» **SET TASK**: Format the records starting at the line containing "Find all labels, buttons, inputs, and" and ending at the line containing "menuitem-window-size[interactable]: Window Size▶" as a JSON list of strings, one string per line, with blank lines omitted.

» **EXCERPTED RECORDS**:
- - - - - - -

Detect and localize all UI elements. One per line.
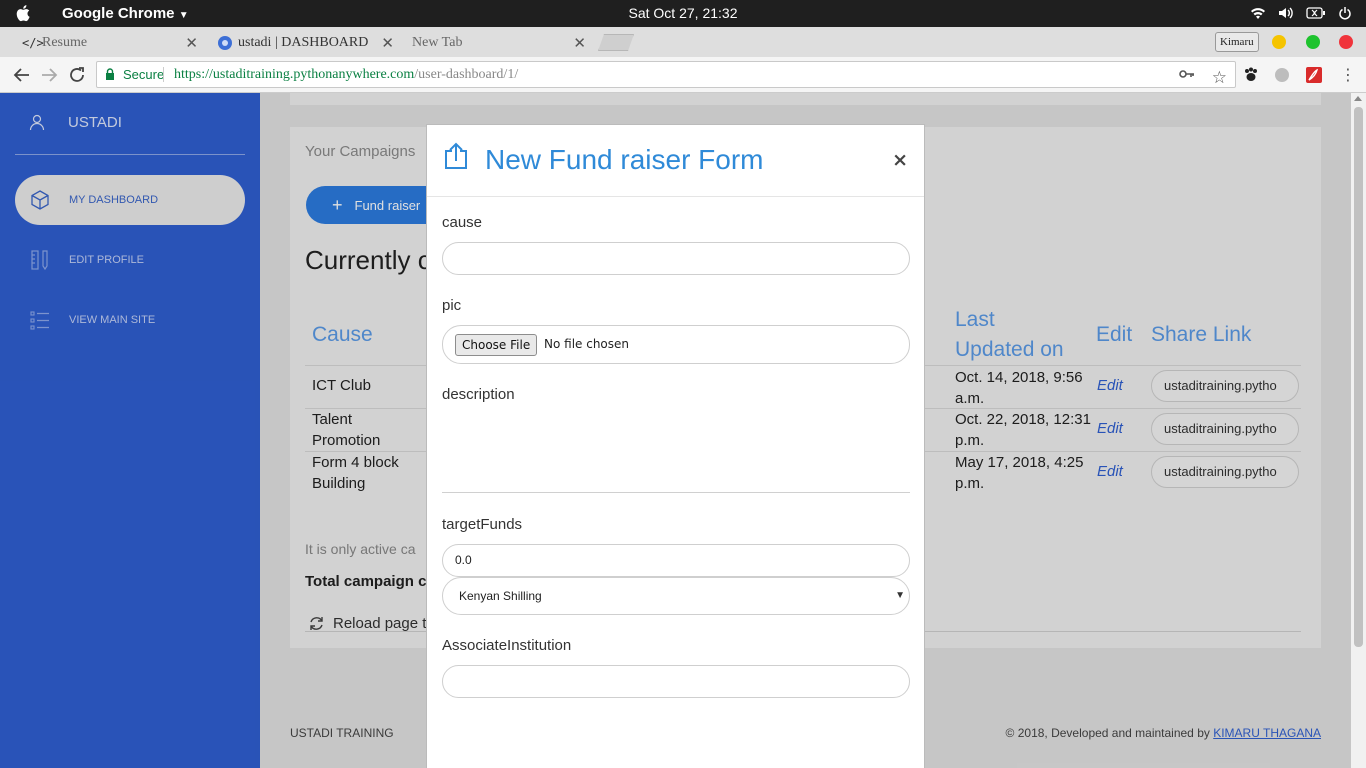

- - - - - - -

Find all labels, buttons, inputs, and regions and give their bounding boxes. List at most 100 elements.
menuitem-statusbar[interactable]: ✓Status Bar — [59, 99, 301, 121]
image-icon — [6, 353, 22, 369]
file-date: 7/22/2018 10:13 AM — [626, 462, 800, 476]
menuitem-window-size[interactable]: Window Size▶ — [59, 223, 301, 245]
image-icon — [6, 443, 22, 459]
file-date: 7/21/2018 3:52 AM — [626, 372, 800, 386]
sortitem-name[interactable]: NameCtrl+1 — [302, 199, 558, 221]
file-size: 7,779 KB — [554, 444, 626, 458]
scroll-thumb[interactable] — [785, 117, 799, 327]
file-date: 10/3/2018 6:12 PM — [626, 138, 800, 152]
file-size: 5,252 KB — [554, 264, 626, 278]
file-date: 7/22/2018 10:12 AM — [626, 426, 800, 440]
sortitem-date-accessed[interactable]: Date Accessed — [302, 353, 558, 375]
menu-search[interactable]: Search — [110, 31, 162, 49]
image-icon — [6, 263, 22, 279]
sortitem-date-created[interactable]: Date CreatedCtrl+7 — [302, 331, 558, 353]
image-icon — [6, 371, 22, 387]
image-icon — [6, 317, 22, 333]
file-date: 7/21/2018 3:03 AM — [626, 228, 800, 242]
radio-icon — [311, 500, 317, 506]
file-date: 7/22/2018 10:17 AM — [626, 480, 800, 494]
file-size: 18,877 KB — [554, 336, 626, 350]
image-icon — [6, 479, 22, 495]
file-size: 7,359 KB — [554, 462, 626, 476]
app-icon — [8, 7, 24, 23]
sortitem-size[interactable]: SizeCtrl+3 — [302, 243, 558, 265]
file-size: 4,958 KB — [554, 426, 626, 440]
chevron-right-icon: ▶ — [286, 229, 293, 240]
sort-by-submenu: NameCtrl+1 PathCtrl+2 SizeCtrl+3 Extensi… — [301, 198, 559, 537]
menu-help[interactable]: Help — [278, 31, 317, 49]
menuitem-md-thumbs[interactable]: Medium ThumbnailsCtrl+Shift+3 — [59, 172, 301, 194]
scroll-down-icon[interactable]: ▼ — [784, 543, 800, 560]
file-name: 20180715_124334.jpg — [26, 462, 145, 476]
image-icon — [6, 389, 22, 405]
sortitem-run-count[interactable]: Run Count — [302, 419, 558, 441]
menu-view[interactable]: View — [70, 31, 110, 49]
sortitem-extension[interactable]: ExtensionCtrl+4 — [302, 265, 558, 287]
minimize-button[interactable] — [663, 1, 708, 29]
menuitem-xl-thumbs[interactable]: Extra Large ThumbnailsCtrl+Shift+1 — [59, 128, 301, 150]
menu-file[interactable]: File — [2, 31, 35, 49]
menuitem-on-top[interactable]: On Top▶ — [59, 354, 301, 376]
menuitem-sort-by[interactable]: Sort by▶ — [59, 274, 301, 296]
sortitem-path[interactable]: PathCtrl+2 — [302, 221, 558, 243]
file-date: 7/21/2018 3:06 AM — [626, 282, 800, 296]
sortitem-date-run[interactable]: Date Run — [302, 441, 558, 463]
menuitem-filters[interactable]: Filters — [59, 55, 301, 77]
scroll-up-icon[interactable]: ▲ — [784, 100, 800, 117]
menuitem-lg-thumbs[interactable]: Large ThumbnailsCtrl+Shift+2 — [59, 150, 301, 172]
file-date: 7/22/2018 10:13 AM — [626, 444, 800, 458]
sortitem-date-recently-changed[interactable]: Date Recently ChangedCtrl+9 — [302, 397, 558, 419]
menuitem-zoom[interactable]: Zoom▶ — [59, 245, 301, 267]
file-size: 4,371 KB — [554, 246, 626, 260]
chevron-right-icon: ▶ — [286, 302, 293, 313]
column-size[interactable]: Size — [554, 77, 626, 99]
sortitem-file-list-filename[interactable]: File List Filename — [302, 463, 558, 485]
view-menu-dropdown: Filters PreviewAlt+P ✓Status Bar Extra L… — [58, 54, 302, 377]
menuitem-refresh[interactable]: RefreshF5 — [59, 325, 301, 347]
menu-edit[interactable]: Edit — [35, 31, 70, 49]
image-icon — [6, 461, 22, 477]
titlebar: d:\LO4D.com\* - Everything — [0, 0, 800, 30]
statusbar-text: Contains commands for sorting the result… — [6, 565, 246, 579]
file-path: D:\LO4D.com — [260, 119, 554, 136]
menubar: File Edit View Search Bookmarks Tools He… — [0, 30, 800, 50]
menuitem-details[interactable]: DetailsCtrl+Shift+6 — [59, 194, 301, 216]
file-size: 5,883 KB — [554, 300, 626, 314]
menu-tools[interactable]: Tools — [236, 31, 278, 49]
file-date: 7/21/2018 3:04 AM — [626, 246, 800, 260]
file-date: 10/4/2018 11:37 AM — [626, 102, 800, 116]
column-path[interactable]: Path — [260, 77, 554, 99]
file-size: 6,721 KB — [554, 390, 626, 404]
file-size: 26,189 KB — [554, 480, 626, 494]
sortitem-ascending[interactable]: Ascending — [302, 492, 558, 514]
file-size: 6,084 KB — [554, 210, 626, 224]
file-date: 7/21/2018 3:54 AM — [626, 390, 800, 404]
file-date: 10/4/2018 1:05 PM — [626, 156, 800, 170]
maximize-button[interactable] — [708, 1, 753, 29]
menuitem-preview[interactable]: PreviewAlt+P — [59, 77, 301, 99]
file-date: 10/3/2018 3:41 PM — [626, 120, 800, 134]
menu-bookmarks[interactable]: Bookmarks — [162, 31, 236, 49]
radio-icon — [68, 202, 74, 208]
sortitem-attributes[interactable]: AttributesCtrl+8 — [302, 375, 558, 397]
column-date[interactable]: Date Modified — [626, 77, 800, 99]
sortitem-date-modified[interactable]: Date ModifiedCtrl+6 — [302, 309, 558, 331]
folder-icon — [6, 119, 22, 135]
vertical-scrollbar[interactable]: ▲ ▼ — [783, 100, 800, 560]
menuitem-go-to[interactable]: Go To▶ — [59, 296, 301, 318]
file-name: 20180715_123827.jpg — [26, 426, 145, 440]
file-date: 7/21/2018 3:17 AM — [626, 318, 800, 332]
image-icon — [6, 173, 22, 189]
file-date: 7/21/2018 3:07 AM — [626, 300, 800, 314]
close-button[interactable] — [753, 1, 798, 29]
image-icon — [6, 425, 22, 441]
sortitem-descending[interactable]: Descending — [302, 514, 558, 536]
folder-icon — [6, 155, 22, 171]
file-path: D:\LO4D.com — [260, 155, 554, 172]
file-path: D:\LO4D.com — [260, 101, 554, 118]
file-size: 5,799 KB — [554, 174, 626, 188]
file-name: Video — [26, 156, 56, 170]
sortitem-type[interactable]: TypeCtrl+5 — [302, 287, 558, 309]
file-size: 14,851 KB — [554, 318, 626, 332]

- - - - - - -

» **FULL OUTPUT**:
[
  "Find all labels, buttons, inputs, and regions and give their bounding boxes. List at most 100 elements.",
  "menuitem-statusbar[interactable]: ✓Status Bar — [59, 99, 301, 121]",
  "image-icon — [6, 353, 22, 369]",
  "file-date: 7/22/2018 10:13 AM — [626, 462, 800, 476]",
  "menuitem-window-size[interactable]: Window Size▶ — [59, 223, 301, 245]"
]